# WHAT IS ASKED:
Only a number is wanted here: the number of lines of the data that include "text".

# STORED ROWS:
========
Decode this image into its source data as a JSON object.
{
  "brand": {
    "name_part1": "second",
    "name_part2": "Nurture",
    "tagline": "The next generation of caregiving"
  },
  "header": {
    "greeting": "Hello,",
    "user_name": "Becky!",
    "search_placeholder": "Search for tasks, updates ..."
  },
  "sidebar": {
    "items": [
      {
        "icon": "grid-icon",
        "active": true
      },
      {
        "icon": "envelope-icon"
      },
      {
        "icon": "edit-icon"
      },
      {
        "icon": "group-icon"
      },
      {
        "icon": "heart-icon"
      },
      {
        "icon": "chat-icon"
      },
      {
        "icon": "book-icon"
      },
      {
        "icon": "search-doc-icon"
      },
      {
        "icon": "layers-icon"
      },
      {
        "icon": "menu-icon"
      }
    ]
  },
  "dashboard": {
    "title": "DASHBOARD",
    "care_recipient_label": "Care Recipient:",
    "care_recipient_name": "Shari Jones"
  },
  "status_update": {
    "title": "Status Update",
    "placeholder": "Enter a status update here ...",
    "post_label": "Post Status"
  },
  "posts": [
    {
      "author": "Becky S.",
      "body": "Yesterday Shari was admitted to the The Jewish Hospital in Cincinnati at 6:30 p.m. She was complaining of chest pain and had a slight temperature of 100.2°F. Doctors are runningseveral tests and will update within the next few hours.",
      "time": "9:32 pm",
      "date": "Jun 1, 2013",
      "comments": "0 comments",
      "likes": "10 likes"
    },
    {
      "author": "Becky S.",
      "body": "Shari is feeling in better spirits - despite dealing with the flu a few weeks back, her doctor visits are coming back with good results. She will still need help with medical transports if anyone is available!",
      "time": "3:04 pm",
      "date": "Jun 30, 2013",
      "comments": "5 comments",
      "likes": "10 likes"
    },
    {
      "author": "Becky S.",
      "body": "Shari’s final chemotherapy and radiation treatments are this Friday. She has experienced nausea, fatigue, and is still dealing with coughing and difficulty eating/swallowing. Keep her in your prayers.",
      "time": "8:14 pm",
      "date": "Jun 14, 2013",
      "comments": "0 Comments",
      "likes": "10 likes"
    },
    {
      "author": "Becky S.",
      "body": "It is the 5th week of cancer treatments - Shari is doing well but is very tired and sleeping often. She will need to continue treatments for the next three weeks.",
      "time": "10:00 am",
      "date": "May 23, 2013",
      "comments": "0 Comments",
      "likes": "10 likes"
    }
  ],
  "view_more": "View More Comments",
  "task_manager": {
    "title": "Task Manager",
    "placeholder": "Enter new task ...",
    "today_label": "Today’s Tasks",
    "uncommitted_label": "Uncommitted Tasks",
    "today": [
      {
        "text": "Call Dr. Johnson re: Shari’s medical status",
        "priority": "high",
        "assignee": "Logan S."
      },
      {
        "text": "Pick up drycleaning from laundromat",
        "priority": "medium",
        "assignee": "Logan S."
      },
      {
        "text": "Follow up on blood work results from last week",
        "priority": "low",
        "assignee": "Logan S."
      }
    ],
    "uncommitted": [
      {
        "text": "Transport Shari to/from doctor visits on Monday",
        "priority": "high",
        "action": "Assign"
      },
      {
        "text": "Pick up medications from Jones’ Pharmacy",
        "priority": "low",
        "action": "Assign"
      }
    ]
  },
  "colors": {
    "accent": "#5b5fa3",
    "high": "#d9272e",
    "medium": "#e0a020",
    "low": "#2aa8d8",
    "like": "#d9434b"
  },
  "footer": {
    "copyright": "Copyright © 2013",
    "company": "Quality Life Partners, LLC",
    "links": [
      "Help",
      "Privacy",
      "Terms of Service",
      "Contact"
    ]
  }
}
========
# TASK SOLUTION:
5